# Exercise details:
Check each line below for the word "voltages" and give the number of lines that have it, nothing more.

* start *

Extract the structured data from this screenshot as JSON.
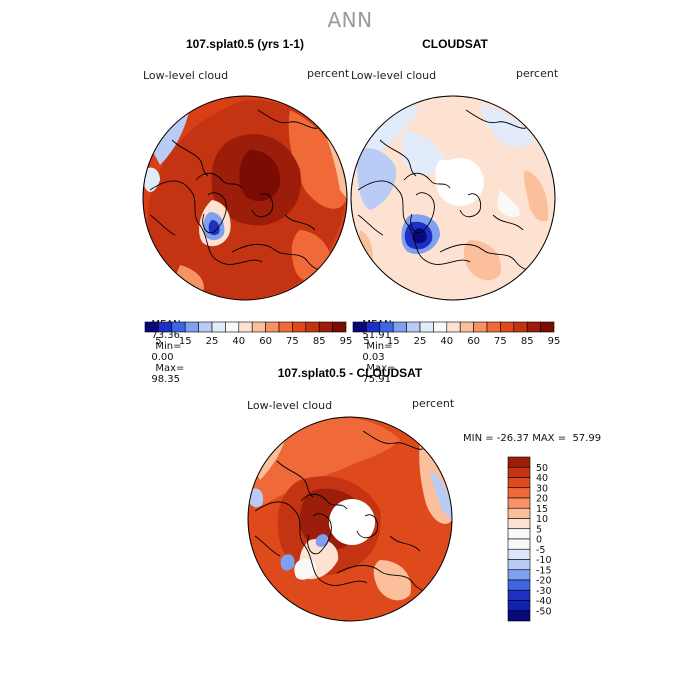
{
  "main_title": "ANN",
  "chart_data": [
    {
      "type": "heatmap",
      "title": "107.splat0.5 (yrs 1-1)",
      "variable": "Low-level cloud",
      "units": "percent",
      "projection": "north polar stereographic",
      "stats": {
        "mean_label": "MEAN=",
        "mean": "73.36",
        "min_label": "Min=",
        "min": "0.00",
        "max_label": "Max=",
        "max": "98.35"
      },
      "colorbar": {
        "orientation": "horizontal",
        "ticks": [
          "5",
          "15",
          "25",
          "40",
          "60",
          "75",
          "85",
          "95"
        ],
        "colors": [
          "#08087a",
          "#1f2fc4",
          "#3e66e0",
          "#7ea0ee",
          "#b8ccf6",
          "#e2ebfa",
          "#f9f9f9",
          "#fde2d2",
          "#fbbf9c",
          "#f69263",
          "#ef6a38",
          "#df4a1c",
          "#c43412",
          "#9c1d09",
          "#7a0c04"
        ]
      }
    },
    {
      "type": "heatmap",
      "title": "CLOUDSAT",
      "variable": "Low-level cloud",
      "units": "percent",
      "projection": "north polar stereographic",
      "stats": {
        "mean_label": "MEAN=",
        "mean": "51.91",
        "min_label": "Min=",
        "min": "0.03",
        "max_label": "Max=",
        "max": "75.91"
      },
      "colorbar": {
        "orientation": "horizontal",
        "ticks": [
          "5",
          "15",
          "25",
          "40",
          "60",
          "75",
          "85",
          "95"
        ],
        "colors": [
          "#08087a",
          "#1f2fc4",
          "#3e66e0",
          "#7ea0ee",
          "#b8ccf6",
          "#e2ebfa",
          "#f9f9f9",
          "#fde2d2",
          "#fbbf9c",
          "#f69263",
          "#ef6a38",
          "#df4a1c",
          "#c43412",
          "#9c1d09",
          "#7a0c04"
        ]
      }
    },
    {
      "type": "heatmap",
      "title": "107.splat0.5 - CLOUDSAT",
      "variable": "Low-level cloud",
      "units": "percent",
      "projection": "north polar stereographic",
      "stats_text": "MIN = -26.37 MAX =  57.99",
      "colorbar": {
        "orientation": "vertical",
        "ticks": [
          "50",
          "40",
          "30",
          "20",
          "15",
          "10",
          "5",
          "0",
          "-5",
          "-10",
          "-15",
          "-20",
          "-30",
          "-40",
          "-50"
        ],
        "colors": [
          "#9c1d09",
          "#c43412",
          "#df4a1c",
          "#ef6a38",
          "#f69263",
          "#fbbf9c",
          "#fde2d2",
          "#f9f9f9",
          "#f9f9f9",
          "#dbe6fa",
          "#b8ccf6",
          "#7ea0ee",
          "#3e66e0",
          "#1f2fc4",
          "#0f22b0",
          "#08087a"
        ]
      }
    }
  ]
}
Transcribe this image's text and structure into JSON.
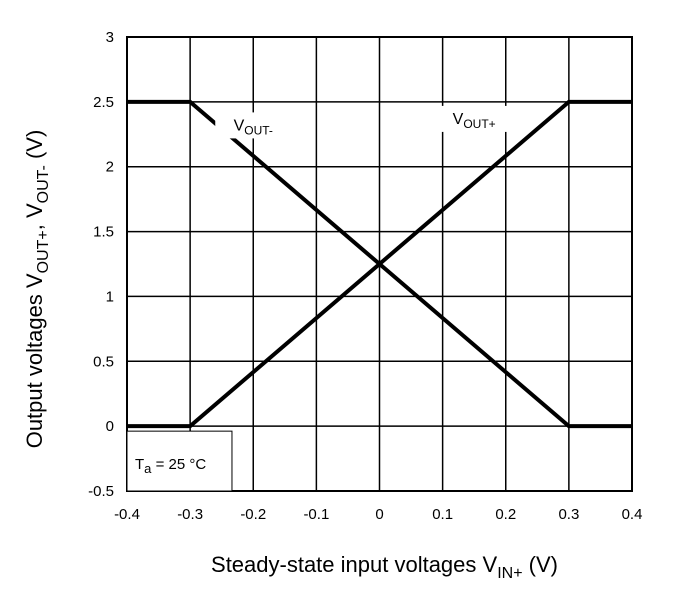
{
  "chart_data": {
    "type": "line",
    "xlabel": {
      "main": "Steady-state input voltages  V",
      "sub": "IN+",
      "unit": "  (V)"
    },
    "ylabel": {
      "main": "Output voltages  V",
      "sub1": "OUT+",
      "mid": ",  V",
      "sub2": "OUT-",
      "unit": "  (V)"
    },
    "xlim": [
      -0.4,
      0.4
    ],
    "ylim": [
      -0.5,
      3
    ],
    "xticks": [
      -0.4,
      -0.3,
      -0.2,
      -0.1,
      0,
      0.1,
      0.2,
      0.3,
      0.4
    ],
    "xtick_labels": [
      "-0.4",
      "-0.3",
      "-0.2",
      "-0.1",
      "0",
      "0.1",
      "0.2",
      "0.3",
      "0.4"
    ],
    "yticks": [
      -0.5,
      0,
      0.5,
      1,
      1.5,
      2,
      2.5,
      3
    ],
    "ytick_labels": [
      "-0.5",
      "0",
      "0.5",
      "1",
      "1.5",
      "2",
      "2.5",
      "3"
    ],
    "grid": true,
    "series": [
      {
        "key": "vout-minus",
        "label_main": "V",
        "label_sub": "OUT-",
        "x": [
          -0.4,
          -0.3,
          0.3,
          0.4
        ],
        "y": [
          2.5,
          2.5,
          0,
          0
        ],
        "label_at": [
          -0.2,
          2.28
        ]
      },
      {
        "key": "vout-plus",
        "label_main": "V",
        "label_sub": "OUT+",
        "x": [
          -0.4,
          -0.3,
          0.3,
          0.4
        ],
        "y": [
          0,
          0,
          2.5,
          2.5
        ],
        "label_at": [
          0.15,
          2.33
        ]
      }
    ],
    "annotation": {
      "main": "T",
      "sub": "a",
      "rest": " = 25 °C"
    },
    "line_color": "#000000"
  }
}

* end *

# Correct output:
2